'''

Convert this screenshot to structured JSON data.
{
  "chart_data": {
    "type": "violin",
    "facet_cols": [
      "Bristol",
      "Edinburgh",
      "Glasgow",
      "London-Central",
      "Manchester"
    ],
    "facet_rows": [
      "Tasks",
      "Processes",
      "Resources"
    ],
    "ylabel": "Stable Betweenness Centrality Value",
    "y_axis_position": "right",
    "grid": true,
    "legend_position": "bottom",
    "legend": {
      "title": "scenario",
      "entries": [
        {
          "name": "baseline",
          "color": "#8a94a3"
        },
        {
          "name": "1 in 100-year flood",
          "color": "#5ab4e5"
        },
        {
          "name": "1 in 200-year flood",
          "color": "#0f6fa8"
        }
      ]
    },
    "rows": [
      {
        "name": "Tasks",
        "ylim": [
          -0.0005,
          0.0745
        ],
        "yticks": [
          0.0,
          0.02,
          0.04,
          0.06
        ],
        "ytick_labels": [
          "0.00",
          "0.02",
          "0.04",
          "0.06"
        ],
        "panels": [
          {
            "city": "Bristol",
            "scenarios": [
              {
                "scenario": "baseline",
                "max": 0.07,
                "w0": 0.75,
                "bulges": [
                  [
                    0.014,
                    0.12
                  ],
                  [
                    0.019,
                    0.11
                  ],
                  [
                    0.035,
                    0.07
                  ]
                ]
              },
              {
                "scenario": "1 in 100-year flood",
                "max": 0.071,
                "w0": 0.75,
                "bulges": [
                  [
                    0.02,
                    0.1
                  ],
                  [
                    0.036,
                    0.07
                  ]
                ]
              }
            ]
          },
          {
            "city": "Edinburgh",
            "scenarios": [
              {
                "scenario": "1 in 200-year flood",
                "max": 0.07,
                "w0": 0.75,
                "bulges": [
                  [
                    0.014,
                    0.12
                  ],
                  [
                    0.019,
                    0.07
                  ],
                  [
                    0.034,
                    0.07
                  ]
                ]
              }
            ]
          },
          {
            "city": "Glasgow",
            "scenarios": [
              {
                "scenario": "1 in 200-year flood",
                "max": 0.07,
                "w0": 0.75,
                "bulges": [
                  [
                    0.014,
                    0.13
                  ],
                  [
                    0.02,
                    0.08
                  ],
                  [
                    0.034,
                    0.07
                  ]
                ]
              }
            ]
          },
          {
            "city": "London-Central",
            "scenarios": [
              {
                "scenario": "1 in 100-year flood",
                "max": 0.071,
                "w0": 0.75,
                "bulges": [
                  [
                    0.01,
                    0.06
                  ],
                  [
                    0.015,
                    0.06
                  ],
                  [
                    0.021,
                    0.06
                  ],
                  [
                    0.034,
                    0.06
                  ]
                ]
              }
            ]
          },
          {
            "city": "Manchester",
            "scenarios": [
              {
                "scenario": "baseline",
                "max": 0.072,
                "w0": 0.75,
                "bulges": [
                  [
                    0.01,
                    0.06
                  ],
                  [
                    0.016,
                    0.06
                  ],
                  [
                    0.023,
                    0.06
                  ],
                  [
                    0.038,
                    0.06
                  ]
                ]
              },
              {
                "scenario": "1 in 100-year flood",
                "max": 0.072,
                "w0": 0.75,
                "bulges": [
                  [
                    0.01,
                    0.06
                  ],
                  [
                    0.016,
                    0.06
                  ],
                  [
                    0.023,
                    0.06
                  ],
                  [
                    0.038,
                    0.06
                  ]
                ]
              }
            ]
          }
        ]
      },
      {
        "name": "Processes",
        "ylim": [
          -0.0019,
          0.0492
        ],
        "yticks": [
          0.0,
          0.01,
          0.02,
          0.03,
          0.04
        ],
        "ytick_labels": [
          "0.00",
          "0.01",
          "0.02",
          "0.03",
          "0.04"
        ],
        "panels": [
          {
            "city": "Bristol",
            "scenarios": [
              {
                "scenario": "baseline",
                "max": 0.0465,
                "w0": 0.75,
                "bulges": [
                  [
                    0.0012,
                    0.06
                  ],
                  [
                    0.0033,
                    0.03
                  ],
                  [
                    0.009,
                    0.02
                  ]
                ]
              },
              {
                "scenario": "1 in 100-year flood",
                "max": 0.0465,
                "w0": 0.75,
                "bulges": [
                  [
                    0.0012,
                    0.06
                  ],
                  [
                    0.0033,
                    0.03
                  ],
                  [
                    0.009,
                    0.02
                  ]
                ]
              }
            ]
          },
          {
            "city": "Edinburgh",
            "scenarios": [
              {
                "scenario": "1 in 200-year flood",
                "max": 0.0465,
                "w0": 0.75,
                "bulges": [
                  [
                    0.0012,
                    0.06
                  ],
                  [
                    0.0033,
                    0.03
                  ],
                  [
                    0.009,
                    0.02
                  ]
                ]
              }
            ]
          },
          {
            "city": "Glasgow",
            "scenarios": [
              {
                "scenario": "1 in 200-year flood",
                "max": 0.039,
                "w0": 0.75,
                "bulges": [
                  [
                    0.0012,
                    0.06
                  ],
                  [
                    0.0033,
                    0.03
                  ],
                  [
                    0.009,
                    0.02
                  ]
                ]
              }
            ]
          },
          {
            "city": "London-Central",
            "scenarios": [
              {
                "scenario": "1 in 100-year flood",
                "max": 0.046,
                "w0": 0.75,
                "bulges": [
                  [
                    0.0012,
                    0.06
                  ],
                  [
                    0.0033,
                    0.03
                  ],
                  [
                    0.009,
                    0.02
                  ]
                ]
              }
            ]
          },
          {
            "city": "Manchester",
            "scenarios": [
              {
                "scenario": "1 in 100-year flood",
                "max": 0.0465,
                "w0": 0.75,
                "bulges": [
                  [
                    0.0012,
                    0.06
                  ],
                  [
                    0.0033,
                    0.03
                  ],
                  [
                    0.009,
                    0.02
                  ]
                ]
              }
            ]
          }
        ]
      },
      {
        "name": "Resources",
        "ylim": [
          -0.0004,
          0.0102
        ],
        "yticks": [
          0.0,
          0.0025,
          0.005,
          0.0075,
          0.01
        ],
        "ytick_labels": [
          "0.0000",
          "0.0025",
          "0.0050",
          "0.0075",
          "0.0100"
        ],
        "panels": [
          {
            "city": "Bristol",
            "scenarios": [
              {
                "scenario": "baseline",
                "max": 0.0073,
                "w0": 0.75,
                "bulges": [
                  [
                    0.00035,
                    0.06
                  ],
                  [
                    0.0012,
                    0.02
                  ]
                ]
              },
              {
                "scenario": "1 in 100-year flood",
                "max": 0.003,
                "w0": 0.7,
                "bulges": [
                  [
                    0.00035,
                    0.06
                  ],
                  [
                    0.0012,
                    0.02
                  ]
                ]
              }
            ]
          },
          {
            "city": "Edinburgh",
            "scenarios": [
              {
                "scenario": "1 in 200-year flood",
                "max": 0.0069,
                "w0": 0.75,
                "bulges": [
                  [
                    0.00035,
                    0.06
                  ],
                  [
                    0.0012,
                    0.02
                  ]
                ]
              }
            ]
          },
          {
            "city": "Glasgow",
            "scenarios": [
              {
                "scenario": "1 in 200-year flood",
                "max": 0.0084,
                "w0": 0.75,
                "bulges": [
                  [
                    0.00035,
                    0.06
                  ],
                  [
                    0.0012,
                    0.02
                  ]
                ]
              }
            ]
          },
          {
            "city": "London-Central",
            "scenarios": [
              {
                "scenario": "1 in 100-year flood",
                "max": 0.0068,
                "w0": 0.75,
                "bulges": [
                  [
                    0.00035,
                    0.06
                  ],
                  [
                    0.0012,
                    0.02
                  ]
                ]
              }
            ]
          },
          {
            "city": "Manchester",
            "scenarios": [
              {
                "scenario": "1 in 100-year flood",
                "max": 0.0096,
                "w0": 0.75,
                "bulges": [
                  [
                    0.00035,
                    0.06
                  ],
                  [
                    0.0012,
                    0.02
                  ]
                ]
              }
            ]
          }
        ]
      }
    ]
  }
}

'''

[Work to be completed] From the records above, extract each line exactly as shown.

[Task solution]
Convert this screenshot to structured JSON data.
{
  "chart_data": {
    "type": "violin",
    "facet_cols": [
      "Bristol",
      "Edinburgh",
      "Glasgow",
      "London-Central",
      "Manchester"
    ],
    "facet_rows": [
      "Tasks",
      "Processes",
      "Resources"
    ],
    "ylabel": "Stable Betweenness Centrality Value",
    "y_axis_position": "right",
    "grid": true,
    "legend_position": "bottom",
    "legend": {
      "title": "scenario",
      "entries": [
        {
          "name": "baseline",
          "color": "#8a94a3"
        },
        {
          "name": "1 in 100-year flood",
          "color": "#5ab4e5"
        },
        {
          "name": "1 in 200-year flood",
          "color": "#0f6fa8"
        }
      ]
    },
    "rows": [
      {
        "name": "Tasks",
        "ylim": [
          -0.0005,
          0.0745
        ],
        "yticks": [
          0.0,
          0.02,
          0.04,
          0.06
        ],
        "ytick_labels": [
          "0.00",
          "0.02",
          "0.04",
          "0.06"
        ],
        "panels": [
          {
            "city": "Bristol",
            "scenarios": [
              {
                "scenario": "baseline",
                "max": 0.07,
                "w0": 0.75,
                "bulges": [
                  [
                    0.014,
                    0.12
                  ],
                  [
                    0.019,
                    0.11
                  ],
                  [
                    0.035,
                    0.07
                  ]
                ]
              },
              {
                "scenario": "1 in 100-year flood",
                "max": 0.071,
                "w0": 0.75,
                "bulges": [
                  [
                    0.02,
                    0.1
                  ],
                  [
                    0.036,
                    0.07
                  ]
                ]
              }
            ]
          },
          {
            "city": "Edinburgh",
            "scenarios": [
              {
                "scenario": "1 in 200-year flood",
                "max": 0.07,
                "w0": 0.75,
                "bulges": [
                  [
                    0.014,
                    0.12
                  ],
                  [
                    0.019,
                    0.07
                  ],
                  [
                    0.034,
                    0.07
                  ]
                ]
              }
            ]
          },
          {
            "city": "Glasgow",
            "scenarios": [
              {
                "scenario": "1 in 200-year flood",
                "max": 0.07,
                "w0": 0.75,
                "bulges": [
                  [
                    0.014,
                    0.13
                  ],
                  [
                    0.02,
                    0.08
                  ],
                  [
                    0.034,
                    0.07
                  ]
                ]
              }
            ]
          },
          {
            "city": "London-Central",
            "scenarios": [
              {
                "scenario": "1 in 100-year flood",
                "max": 0.071,
                "w0": 0.75,
                "bulges": [
                  [
                    0.01,
                    0.06
                  ],
                  [
                    0.015,
                    0.06
                  ],
                  [
                    0.021,
                    0.06
                  ],
                  [
                    0.034,
                    0.06
                  ]
                ]
              }
            ]
          },
          {
            "city": "Manchester",
            "scenarios": [
              {
                "scenario": "baseline",
                "max": 0.072,
                "w0": 0.75,
                "bulges": [
                  [
                    0.01,
                    0.06
                  ],
                  [
                    0.016,
                    0.06
                  ],
                  [
                    0.023,
                    0.06
                  ],
                  [
                    0.038,
                    0.06
                  ]
                ]
              },
              {
                "scenario": "1 in 100-year flood",
                "max": 0.072,
                "w0": 0.75,
                "bulges": [
                  [
                    0.01,
                    0.06
                  ],
                  [
                    0.016,
                    0.06
                  ],
                  [
                    0.023,
                    0.06
                  ],
                  [
                    0.038,
                    0.06
                  ]
                ]
              }
            ]
          }
        ]
      },
      {
        "name": "Processes",
        "ylim": [
          -0.0019,
          0.0492
        ],
        "yticks": [
          0.0,
          0.01,
          0.02,
          0.03,
          0.04
        ],
        "ytick_labels": [
          "0.00",
          "0.01",
          "0.02",
          "0.03",
          "0.04"
        ],
        "panels": [
          {
            "city": "Bristol",
            "scenarios": [
              {
                "scenario": "baseline",
                "max": 0.0465,
                "w0": 0.75,
                "bulges": [
                  [
                    0.0012,
                    0.06
                  ],
                  [
                    0.0033,
                    0.03
                  ],
                  [
                    0.009,
                    0.02
                  ]
                ]
              },
              {
                "scenario": "1 in 100-year flood",
                "max": 0.0465,
                "w0": 0.75,
                "bulges": [
                  [
                    0.0012,
                    0.06
                  ],
                  [
                    0.0033,
                    0.03
                  ],
                  [
                    0.009,
                    0.02
                  ]
                ]
              }
            ]
          },
          {
            "city": "Edinburgh",
            "scenarios": [
              {
                "scenario": "1 in 200-year flood",
                "max": 0.0465,
                "w0": 0.75,
                "bulges": [
                  [
                    0.0012,
                    0.06
                  ],
                  [
                    0.0033,
                    0.03
                  ],
                  [
                    0.009,
                    0.02
                  ]
                ]
              }
            ]
          },
          {
            "city": "Glasgow",
            "scenarios": [
              {
                "scenario": "1 in 200-year flood",
                "max": 0.039,
                "w0": 0.75,
                "bulges": [
                  [
                    0.0012,
                    0.06
                  ],
                  [
                    0.0033,
                    0.03
                  ],
                  [
                    0.009,
                    0.02
                  ]
                ]
              }
            ]
          },
          {
            "city": "London-Central",
            "scenarios": [
              {
                "scenario": "1 in 100-year flood",
                "max": 0.046,
                "w0": 0.75,
                "bulges": [
                  [
                    0.0012,
                    0.06
                  ],
                  [
                    0.0033,
                    0.03
                  ],
                  [
                    0.009,
                    0.02
                  ]
                ]
              }
            ]
          },
          {
            "city": "Manchester",
            "scenarios": [
              {
                "scenario": "1 in 100-year flood",
                "max": 0.0465,
                "w0": 0.75,
                "bulges": [
                  [
                    0.0012,
                    0.06
                  ],
                  [
                    0.0033,
                    0.03
                  ],
                  [
                    0.009,
                    0.02
                  ]
                ]
              }
            ]
          }
        ]
      },
      {
        "name": "Resources",
        "ylim": [
          -0.0004,
          0.0102
        ],
        "yticks": [
          0.0,
          0.0025,
          0.005,
          0.0075,
          0.01
        ],
        "ytick_labels": [
          "0.0000",
          "0.0025",
          "0.0050",
          "0.0075",
          "0.0100"
        ],
        "panels": [
          {
            "city": "Bristol",
            "scenarios": [
              {
                "scenario": "baseline",
                "max": 0.0073,
                "w0": 0.75,
                "bulges": [
                  [
                    0.00035,
                    0.06
                  ],
                  [
                    0.0012,
                    0.02
                  ]
                ]
              },
              {
                "scenario": "1 in 100-year flood",
                "max": 0.003,
                "w0": 0.7,
                "bulges": [
                  [
                    0.00035,
                    0.06
                  ],
                  [
                    0.0012,
                    0.02
                  ]
                ]
              }
            ]
          },
          {
            "city": "Edinburgh",
            "scenarios": [
              {
                "scenario": "1 in 200-year flood",
                "max": 0.0069,
                "w0": 0.75,
                "bulges": [
                  [
                    0.00035,
                    0.06
                  ],
                  [
                    0.0012,
                    0.02
                  ]
                ]
              }
            ]
          },
          {
            "city": "Glasgow",
            "scenarios": [
              {
                "scenario": "1 in 200-year flood",
                "max": 0.0084,
                "w0": 0.75,
                "bulges": [
                  [
                    0.00035,
                    0.06
                  ],
                  [
                    0.0012,
                    0.02
                  ]
                ]
              }
            ]
          },
          {
            "city": "London-Central",
            "scenarios": [
              {
                "scenario": "1 in 100-year flood",
                "max": 0.0068,
                "w0": 0.75,
                "bulges": [
                  [
                    0.00035,
                    0.06
                  ],
                  [
                    0.0012,
                    0.02
                  ]
                ]
              }
            ]
          },
          {
            "city": "Manchester",
            "scenarios": [
              {
                "scenario": "1 in 100-year flood",
                "max": 0.0096,
                "w0": 0.75,
                "bulges": [
                  [
                    0.00035,
                    0.06
                  ],
                  [
                    0.0012,
                    0.02
                  ]
                ]
              }
            ]
          }
        ]
      }
    ]
  }
}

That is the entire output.